WHAT TO WORK ON: Work out how many lines of the material below mention the word "Geschwindigkeiten"; reply with the number only.
## start RECORDS FOR THE EXERCISE
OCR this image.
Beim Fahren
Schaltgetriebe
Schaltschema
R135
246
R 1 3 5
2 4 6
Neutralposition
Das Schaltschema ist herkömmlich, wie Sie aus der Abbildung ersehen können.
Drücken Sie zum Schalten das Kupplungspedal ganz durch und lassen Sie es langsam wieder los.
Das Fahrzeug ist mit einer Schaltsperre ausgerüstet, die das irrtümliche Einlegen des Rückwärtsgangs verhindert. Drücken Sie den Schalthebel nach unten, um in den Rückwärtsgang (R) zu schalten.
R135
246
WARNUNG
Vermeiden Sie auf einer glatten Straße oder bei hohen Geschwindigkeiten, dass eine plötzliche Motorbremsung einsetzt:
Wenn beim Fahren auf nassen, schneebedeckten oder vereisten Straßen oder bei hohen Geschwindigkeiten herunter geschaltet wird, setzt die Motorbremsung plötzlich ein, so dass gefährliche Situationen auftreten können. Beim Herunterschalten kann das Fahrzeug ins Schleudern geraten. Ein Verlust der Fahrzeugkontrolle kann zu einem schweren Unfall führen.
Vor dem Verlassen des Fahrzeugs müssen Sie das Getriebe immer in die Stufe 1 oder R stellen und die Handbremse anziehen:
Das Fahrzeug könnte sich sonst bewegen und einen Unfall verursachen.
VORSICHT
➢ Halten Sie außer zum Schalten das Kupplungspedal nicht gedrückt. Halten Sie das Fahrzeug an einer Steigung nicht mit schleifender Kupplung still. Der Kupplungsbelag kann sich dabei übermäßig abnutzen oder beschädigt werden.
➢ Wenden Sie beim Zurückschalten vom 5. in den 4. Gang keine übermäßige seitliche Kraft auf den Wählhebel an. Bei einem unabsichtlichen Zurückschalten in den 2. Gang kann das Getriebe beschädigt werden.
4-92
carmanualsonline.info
## end RECORDS FOR THE EXERCISE
THE OUTPUT: 2